TASK DETAILS:
Tell how many lines in the data below include the word "Port". The answer is the number only.

MATERIALS PROVIDED:
^^^^^^^^

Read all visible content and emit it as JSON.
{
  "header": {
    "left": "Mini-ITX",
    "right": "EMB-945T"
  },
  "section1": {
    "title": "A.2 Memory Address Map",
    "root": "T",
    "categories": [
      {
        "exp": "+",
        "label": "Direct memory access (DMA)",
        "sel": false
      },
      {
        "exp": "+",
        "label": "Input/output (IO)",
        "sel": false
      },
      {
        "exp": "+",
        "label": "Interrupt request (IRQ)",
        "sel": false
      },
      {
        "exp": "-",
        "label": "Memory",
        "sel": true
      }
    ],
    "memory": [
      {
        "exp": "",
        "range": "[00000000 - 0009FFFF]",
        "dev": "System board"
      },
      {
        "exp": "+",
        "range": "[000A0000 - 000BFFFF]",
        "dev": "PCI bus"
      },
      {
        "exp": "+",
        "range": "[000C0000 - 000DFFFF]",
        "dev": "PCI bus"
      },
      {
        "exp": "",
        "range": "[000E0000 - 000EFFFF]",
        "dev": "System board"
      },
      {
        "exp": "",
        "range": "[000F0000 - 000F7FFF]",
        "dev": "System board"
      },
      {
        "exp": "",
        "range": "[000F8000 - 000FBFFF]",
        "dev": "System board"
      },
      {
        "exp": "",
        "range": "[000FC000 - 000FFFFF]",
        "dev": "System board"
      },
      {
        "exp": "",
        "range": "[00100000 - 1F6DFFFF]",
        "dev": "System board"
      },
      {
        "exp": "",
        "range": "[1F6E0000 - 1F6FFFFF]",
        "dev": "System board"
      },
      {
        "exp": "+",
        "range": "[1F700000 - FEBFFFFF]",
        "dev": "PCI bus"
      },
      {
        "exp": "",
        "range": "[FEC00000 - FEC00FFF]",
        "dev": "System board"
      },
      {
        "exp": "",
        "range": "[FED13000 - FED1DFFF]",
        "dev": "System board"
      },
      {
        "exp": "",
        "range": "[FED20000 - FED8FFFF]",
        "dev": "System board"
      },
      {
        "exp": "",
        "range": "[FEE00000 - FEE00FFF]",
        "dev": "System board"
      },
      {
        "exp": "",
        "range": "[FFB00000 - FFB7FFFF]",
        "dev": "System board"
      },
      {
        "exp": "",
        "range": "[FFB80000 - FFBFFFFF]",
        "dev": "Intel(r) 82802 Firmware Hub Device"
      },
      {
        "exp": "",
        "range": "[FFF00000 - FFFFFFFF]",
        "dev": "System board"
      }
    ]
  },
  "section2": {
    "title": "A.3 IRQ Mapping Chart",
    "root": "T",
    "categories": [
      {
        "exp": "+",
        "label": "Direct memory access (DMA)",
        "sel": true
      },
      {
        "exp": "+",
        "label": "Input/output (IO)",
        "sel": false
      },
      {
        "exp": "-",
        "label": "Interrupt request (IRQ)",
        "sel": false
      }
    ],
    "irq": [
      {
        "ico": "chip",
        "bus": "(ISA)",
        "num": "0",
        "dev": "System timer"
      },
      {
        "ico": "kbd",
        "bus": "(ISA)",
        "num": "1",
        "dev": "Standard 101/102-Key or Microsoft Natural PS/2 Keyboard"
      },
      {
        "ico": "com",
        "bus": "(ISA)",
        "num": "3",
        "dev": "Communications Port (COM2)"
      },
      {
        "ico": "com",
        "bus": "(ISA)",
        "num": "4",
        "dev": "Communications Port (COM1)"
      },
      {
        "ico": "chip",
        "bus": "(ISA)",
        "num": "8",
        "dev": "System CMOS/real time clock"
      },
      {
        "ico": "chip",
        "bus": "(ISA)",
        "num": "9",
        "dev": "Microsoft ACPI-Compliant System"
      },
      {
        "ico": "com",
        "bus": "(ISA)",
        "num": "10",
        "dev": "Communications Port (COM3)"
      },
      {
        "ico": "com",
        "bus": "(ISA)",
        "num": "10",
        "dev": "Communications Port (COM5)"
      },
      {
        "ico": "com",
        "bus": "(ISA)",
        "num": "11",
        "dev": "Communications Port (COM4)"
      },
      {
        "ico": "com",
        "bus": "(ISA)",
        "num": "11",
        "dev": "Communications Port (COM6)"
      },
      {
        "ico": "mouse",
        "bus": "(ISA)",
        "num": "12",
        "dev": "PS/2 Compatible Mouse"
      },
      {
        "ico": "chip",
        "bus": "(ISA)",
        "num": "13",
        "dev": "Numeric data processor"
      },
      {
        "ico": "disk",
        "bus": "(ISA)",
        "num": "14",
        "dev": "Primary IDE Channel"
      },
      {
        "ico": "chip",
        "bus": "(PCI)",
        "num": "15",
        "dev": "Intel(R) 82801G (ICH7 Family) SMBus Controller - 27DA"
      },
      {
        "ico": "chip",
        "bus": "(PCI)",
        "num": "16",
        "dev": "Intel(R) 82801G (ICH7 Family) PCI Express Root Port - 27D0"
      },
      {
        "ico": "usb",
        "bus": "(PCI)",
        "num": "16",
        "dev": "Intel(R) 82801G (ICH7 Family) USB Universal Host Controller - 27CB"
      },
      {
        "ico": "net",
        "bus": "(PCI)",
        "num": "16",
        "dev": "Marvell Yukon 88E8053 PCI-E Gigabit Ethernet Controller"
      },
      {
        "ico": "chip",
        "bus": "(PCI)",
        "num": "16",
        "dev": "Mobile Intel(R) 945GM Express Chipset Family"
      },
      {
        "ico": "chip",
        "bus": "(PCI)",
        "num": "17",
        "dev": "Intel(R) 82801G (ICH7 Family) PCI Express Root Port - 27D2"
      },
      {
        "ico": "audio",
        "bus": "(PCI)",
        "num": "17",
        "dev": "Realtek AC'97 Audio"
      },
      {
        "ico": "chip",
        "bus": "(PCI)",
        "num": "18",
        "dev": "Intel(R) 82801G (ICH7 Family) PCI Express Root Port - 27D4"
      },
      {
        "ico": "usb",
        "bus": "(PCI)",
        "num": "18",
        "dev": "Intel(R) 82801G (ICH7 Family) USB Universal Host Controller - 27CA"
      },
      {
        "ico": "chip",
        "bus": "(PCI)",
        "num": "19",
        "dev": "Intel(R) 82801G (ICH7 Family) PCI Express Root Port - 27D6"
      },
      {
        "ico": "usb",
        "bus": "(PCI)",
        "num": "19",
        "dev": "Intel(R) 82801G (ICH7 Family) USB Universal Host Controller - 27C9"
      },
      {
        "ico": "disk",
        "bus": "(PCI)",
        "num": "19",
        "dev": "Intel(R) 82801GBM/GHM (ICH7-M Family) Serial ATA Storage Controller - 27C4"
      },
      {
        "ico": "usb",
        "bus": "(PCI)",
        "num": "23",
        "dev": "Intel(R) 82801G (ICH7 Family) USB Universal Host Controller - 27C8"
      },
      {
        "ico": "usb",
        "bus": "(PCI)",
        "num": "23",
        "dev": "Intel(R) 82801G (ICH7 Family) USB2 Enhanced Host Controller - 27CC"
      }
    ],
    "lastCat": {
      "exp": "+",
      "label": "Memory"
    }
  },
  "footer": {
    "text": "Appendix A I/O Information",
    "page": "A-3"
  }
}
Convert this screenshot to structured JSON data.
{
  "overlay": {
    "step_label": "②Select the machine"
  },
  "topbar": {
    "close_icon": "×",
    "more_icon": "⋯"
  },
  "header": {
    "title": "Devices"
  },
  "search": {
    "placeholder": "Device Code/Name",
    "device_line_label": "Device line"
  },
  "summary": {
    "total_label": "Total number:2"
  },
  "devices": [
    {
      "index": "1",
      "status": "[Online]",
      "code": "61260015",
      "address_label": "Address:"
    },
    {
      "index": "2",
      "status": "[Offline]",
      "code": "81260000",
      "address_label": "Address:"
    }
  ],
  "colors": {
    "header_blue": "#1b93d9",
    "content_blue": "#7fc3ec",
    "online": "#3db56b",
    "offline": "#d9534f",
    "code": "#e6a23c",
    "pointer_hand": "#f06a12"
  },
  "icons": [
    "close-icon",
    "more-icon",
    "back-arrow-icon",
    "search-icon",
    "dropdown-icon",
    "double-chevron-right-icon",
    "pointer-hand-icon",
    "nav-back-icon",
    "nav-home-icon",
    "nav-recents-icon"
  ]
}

^^^^^^^^

EXERCISE RESULT:
10